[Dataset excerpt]
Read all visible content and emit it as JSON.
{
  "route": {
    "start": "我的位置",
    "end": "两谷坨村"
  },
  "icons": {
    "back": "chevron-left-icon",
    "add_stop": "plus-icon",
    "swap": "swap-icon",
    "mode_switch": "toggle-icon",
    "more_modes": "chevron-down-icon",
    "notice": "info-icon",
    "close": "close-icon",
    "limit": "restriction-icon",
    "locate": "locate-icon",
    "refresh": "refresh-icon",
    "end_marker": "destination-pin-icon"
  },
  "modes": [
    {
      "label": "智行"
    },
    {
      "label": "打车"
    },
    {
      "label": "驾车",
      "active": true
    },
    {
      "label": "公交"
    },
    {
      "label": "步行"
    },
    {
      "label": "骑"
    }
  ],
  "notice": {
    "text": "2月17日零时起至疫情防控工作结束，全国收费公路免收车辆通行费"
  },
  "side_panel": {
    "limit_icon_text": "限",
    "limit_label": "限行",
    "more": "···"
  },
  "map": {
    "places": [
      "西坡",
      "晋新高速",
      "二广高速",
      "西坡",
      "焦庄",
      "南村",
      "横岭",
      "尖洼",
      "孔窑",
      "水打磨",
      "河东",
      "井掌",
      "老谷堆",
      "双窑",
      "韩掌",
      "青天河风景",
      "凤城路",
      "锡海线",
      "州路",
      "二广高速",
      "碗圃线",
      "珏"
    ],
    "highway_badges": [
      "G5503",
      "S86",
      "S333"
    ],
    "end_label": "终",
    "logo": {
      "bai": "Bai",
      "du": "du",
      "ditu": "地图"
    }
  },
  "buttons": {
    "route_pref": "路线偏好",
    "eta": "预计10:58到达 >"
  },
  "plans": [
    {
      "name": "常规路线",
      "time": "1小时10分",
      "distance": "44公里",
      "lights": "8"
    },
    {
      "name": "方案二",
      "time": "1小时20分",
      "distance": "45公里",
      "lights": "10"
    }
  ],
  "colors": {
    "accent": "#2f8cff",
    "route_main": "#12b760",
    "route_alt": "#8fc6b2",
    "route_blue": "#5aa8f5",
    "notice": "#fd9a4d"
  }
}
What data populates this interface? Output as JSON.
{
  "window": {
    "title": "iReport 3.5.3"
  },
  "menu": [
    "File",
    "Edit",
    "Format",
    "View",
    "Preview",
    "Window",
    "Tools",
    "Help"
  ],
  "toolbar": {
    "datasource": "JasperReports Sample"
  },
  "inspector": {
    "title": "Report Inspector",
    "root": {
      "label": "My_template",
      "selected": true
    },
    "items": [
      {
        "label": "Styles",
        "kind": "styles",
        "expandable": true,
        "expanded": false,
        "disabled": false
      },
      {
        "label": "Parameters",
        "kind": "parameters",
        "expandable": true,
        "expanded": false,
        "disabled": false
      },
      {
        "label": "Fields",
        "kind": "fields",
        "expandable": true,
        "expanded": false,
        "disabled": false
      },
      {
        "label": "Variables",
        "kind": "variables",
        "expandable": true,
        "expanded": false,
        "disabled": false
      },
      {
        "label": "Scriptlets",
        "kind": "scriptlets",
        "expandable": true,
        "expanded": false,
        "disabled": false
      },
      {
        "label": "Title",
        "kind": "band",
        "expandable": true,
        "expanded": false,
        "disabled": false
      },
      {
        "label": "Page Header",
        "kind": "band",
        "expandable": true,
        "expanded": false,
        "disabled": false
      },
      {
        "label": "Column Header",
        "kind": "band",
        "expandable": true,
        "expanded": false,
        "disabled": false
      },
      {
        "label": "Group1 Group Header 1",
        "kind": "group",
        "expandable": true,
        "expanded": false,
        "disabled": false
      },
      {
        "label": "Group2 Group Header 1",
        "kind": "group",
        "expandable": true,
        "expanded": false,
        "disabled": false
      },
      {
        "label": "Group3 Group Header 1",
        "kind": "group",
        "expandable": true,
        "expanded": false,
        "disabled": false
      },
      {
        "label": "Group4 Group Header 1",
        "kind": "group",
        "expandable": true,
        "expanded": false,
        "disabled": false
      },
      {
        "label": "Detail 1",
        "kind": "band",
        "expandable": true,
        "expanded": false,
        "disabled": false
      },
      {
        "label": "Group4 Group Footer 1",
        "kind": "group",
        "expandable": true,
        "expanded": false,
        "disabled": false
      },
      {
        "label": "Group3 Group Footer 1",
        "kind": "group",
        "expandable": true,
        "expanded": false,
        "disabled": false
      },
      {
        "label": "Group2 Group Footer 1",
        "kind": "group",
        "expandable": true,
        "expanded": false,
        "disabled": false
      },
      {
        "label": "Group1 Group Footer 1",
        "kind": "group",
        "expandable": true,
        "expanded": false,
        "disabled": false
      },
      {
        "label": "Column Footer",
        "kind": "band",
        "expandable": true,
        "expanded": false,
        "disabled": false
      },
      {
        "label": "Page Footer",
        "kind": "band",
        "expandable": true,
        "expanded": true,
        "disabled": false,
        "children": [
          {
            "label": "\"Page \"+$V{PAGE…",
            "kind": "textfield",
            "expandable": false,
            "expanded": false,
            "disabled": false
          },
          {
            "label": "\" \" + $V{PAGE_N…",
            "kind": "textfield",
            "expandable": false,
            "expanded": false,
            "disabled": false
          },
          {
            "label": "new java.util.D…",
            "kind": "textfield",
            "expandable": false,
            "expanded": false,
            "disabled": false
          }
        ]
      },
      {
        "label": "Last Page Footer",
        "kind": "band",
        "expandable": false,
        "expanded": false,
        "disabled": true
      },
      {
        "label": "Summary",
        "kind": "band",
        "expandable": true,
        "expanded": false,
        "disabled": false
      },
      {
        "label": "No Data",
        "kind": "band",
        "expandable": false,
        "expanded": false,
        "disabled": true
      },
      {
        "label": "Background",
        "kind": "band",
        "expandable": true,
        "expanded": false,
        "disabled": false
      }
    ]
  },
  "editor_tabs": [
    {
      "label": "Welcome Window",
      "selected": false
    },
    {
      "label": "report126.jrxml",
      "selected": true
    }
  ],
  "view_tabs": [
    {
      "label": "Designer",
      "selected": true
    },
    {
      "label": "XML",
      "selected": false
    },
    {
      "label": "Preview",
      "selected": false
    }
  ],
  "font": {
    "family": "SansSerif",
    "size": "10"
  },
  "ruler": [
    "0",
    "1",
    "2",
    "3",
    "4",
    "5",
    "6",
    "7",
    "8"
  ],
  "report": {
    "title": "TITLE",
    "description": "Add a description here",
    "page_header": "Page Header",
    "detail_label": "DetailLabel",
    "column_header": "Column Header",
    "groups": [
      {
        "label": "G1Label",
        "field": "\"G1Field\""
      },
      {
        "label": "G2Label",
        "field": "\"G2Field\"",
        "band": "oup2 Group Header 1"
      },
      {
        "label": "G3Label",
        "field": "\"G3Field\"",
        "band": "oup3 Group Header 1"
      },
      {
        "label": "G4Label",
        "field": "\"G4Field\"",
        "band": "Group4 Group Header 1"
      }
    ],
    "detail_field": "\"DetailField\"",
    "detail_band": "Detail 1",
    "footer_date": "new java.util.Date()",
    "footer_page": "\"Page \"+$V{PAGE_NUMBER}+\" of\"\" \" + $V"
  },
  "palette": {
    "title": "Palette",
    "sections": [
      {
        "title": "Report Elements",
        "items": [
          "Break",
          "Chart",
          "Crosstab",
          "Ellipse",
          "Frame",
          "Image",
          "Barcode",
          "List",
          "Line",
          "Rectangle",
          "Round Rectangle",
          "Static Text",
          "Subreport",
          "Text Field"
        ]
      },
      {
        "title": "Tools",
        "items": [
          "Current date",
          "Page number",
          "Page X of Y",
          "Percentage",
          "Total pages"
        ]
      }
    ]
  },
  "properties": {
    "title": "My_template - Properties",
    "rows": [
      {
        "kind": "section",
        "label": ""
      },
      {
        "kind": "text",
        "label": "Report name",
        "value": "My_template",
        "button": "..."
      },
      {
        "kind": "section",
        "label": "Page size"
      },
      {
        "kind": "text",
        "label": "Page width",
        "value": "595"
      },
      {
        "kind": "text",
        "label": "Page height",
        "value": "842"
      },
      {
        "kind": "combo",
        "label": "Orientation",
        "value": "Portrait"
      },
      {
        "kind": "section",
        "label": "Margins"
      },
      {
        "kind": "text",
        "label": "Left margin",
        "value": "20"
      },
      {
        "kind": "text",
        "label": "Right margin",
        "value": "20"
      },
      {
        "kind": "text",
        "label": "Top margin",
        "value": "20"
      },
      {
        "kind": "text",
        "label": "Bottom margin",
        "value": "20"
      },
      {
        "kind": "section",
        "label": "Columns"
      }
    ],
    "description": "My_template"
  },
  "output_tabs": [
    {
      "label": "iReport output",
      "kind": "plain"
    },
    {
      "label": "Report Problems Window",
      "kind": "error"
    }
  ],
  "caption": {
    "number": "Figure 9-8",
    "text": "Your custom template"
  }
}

◆ **EXERCISE GOAL**
Find the word "JSON" in the material, then list each line that holds it.

◆ **ANSWER TO THE EXERCISE**
Read all visible content and emit it as JSON.
What data populates this interface? Output as JSON.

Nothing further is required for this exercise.